* WRITTEN INSTRUCTION *
Work through the data below and give the number of lines holding "nella", nothing more.

(Entries from a dataset)
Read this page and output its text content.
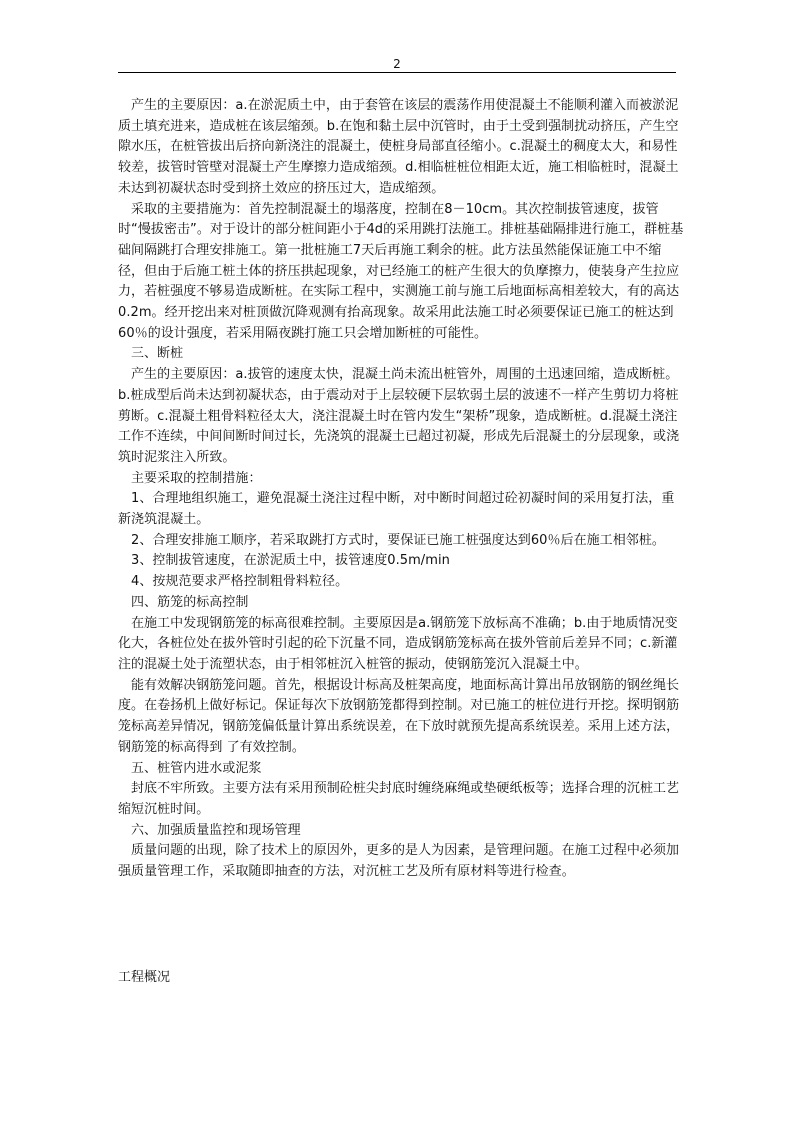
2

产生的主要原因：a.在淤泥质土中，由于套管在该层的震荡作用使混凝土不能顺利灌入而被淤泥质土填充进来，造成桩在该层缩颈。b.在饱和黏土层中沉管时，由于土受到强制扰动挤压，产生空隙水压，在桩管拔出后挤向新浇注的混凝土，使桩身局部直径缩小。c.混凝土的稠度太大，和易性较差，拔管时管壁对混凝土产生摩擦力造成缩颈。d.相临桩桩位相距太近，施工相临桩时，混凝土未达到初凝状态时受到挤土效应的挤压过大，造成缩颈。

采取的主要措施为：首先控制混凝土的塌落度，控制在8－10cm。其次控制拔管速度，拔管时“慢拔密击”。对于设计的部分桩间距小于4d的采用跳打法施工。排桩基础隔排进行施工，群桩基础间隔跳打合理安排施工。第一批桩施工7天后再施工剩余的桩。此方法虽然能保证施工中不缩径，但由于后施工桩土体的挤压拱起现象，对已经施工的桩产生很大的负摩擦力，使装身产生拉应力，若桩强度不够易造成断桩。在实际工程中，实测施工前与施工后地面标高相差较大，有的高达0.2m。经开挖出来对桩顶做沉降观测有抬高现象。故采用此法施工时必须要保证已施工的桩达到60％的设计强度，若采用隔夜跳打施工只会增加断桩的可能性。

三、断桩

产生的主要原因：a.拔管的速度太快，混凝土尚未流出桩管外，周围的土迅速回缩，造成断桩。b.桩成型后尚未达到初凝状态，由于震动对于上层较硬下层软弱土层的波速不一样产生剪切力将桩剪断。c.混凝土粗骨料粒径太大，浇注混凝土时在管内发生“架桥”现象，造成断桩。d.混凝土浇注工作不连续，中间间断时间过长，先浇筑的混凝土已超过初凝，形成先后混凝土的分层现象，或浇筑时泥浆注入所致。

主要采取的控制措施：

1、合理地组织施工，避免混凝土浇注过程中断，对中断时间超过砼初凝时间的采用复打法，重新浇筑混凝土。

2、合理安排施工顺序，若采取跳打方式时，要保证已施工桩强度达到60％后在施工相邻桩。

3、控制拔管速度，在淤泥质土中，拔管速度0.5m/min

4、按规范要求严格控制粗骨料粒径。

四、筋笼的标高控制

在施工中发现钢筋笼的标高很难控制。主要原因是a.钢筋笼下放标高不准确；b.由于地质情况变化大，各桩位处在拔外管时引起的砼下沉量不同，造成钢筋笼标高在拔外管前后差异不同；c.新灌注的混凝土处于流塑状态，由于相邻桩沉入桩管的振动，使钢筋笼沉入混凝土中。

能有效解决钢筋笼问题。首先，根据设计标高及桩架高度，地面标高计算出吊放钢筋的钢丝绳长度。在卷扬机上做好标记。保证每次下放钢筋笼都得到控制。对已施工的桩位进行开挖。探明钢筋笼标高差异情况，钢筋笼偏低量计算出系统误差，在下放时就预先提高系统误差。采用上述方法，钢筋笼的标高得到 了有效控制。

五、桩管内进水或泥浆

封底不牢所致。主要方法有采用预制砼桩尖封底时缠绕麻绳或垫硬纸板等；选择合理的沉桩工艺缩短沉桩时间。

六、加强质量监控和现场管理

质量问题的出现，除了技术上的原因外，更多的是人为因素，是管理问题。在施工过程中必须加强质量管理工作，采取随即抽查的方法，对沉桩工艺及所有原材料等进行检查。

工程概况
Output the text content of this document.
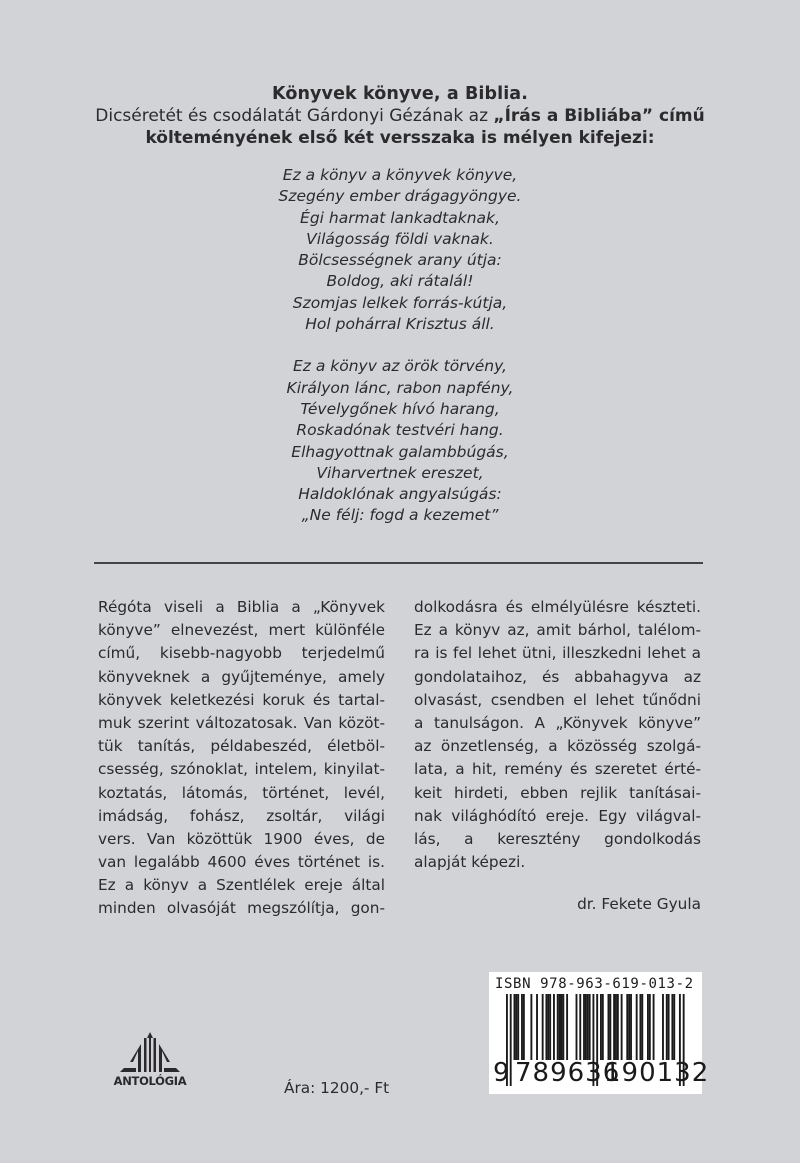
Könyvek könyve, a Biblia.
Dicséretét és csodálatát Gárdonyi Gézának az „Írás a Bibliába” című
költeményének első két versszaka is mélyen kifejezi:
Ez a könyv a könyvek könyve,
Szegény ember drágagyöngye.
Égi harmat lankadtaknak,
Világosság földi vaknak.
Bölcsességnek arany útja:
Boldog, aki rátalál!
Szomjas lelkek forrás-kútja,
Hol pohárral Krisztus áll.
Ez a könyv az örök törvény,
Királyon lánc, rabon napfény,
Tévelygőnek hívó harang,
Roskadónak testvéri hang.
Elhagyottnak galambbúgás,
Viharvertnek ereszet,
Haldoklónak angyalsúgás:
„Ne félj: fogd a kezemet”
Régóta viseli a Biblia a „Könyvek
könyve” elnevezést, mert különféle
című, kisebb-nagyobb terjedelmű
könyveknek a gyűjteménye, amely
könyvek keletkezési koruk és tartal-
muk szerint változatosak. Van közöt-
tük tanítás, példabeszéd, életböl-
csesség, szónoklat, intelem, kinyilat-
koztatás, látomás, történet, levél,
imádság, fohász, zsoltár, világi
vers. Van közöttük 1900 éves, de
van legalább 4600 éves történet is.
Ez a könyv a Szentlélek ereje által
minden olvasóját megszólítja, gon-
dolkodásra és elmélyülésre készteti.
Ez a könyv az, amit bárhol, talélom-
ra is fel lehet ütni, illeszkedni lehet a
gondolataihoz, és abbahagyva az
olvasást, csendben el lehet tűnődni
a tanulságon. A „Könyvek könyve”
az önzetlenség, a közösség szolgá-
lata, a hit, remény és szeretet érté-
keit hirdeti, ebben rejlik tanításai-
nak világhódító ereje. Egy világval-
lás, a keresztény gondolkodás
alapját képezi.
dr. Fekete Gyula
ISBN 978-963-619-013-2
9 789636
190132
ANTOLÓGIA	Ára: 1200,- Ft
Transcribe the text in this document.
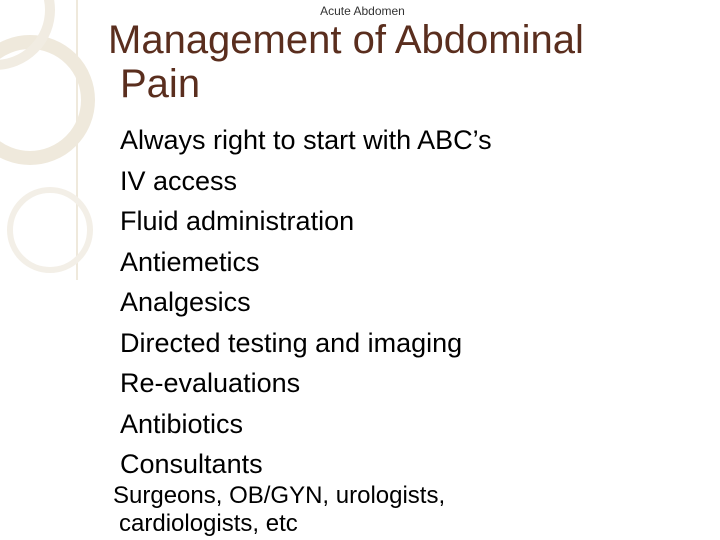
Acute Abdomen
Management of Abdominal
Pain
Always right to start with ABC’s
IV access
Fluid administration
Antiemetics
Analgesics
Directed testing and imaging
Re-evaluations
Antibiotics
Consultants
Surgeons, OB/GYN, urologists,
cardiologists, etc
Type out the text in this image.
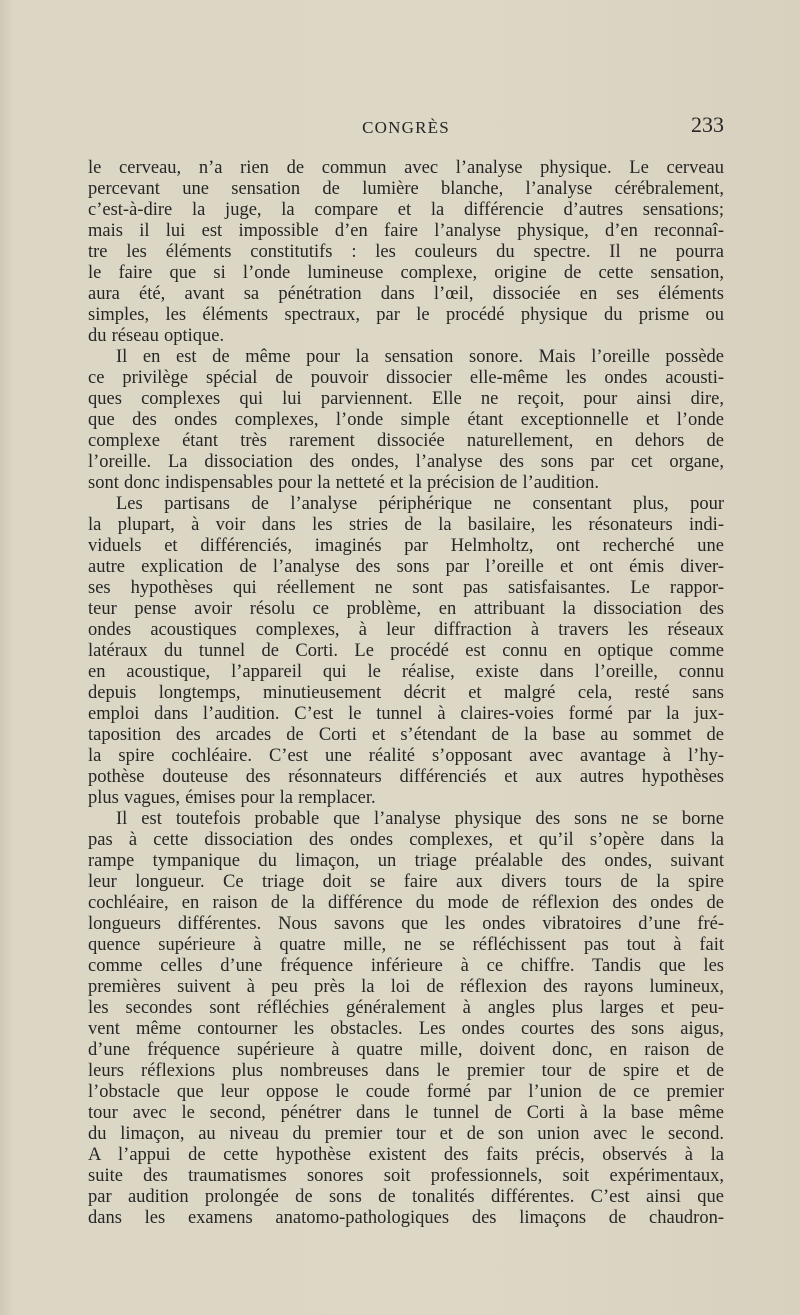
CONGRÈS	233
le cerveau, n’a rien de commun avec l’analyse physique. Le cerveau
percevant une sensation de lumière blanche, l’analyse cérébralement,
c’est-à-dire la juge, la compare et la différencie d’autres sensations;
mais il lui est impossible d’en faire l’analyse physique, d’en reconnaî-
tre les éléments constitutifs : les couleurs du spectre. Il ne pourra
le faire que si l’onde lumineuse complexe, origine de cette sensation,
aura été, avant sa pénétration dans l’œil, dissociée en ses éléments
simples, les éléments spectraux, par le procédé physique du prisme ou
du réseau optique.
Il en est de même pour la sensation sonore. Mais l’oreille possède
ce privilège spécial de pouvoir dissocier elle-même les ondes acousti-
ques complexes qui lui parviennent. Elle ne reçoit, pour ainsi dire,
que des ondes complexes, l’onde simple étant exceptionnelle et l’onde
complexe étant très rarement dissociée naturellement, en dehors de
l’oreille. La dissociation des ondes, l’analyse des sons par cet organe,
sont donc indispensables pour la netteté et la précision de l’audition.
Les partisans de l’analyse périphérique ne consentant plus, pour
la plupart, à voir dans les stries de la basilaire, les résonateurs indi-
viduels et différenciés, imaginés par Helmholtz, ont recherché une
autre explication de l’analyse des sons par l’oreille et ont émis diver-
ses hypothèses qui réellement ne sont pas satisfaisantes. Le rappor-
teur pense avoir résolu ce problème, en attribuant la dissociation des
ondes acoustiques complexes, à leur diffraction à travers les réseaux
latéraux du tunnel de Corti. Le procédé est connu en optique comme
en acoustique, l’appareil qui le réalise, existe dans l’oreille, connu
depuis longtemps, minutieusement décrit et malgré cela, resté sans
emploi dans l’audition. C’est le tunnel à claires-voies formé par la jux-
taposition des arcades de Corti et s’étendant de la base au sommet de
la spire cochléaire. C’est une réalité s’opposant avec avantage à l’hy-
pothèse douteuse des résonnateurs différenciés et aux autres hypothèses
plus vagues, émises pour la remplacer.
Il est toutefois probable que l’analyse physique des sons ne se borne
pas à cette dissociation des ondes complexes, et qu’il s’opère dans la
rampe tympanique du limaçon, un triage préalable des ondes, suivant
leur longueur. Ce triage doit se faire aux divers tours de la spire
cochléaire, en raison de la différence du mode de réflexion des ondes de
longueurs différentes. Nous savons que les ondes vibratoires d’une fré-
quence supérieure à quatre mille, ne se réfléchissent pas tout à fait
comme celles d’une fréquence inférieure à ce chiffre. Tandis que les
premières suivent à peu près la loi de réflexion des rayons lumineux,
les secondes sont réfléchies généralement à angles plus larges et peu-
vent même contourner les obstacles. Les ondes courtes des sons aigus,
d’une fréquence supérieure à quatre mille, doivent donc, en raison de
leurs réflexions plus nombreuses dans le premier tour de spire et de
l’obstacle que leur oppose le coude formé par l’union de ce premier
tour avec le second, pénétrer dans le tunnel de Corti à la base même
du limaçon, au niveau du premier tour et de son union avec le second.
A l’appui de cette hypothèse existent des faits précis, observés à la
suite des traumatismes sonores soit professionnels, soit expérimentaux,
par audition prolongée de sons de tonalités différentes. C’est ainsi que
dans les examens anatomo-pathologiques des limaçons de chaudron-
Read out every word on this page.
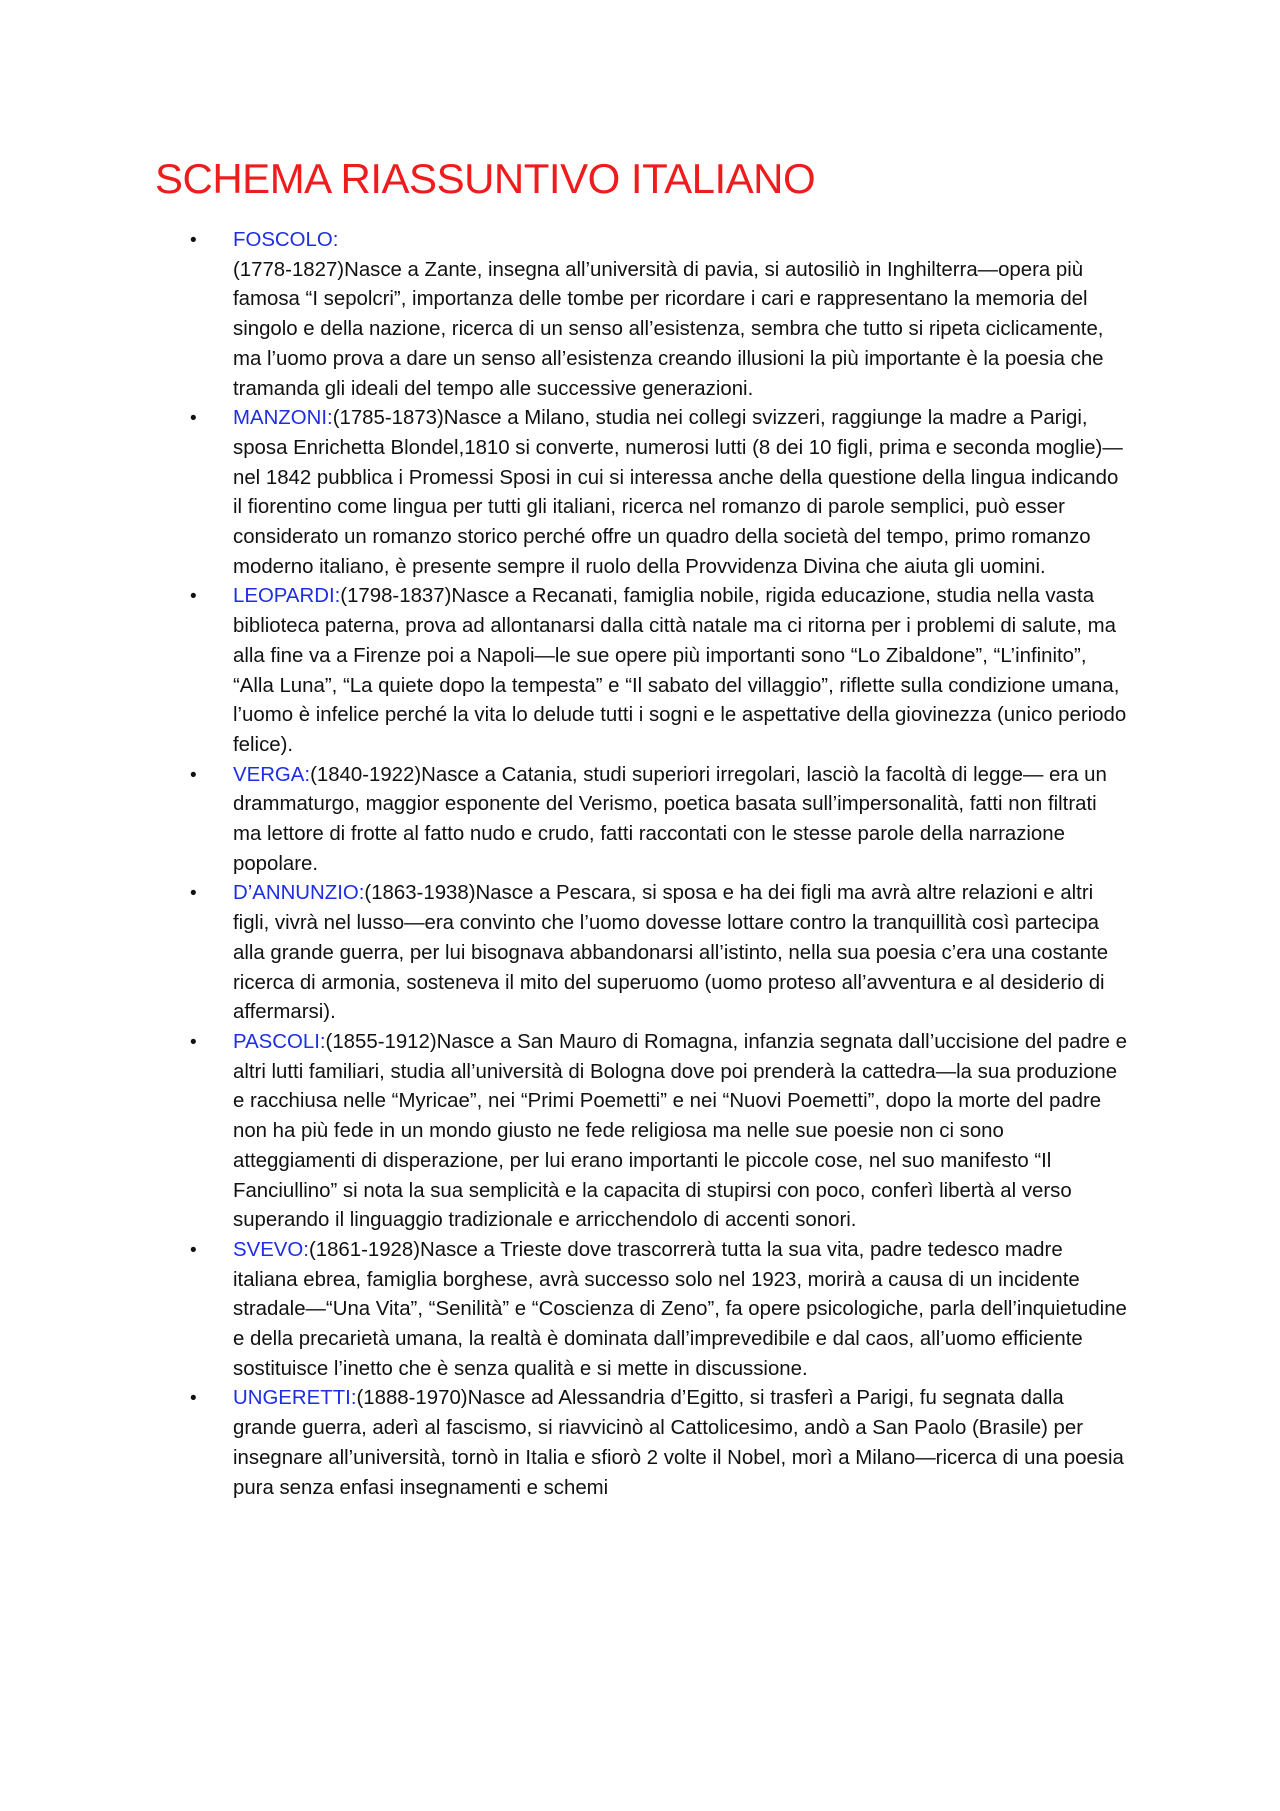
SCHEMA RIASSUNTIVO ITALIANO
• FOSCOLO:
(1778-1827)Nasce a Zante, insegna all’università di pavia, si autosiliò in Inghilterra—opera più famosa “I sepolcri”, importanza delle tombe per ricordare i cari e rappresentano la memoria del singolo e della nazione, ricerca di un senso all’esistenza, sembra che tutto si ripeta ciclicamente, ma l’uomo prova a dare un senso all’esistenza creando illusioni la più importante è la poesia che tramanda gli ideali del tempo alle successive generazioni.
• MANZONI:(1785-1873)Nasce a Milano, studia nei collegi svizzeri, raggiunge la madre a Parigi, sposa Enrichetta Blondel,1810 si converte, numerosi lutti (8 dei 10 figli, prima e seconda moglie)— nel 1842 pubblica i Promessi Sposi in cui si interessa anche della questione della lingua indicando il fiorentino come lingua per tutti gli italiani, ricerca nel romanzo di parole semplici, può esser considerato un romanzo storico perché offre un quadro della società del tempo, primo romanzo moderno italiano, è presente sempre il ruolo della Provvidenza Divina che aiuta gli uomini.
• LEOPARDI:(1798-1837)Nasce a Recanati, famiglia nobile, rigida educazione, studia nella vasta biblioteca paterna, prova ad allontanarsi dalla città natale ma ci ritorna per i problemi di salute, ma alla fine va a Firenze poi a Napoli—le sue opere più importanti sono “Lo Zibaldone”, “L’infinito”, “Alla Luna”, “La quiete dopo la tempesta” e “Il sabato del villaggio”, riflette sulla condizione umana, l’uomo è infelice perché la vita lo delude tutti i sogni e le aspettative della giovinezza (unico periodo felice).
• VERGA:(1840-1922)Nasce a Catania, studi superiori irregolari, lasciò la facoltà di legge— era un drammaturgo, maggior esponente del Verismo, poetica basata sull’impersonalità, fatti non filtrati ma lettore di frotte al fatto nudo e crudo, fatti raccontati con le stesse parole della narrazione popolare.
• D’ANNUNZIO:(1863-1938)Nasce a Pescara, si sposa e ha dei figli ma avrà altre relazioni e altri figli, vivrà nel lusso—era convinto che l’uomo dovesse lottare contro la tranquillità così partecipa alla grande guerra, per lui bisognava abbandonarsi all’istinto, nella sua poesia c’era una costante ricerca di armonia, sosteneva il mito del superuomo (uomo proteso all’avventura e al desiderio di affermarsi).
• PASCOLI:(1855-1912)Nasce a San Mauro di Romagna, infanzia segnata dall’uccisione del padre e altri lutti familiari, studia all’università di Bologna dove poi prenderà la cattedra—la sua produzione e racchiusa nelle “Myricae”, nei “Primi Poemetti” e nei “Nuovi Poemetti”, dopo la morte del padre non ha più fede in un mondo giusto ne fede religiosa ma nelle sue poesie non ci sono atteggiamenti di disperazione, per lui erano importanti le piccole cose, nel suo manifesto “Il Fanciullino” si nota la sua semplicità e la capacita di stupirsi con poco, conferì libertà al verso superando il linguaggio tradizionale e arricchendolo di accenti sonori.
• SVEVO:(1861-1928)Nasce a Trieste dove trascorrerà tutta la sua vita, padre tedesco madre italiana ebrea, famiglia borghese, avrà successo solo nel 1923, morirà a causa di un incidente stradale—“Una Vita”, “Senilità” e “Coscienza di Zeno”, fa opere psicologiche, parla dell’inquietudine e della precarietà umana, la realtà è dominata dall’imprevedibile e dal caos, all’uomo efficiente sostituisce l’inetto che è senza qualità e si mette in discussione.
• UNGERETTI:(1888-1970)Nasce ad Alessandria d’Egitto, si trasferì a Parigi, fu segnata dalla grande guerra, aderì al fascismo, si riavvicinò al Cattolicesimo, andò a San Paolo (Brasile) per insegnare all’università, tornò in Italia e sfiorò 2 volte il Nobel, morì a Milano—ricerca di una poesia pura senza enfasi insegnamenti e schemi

* FULL SOLUTION *
2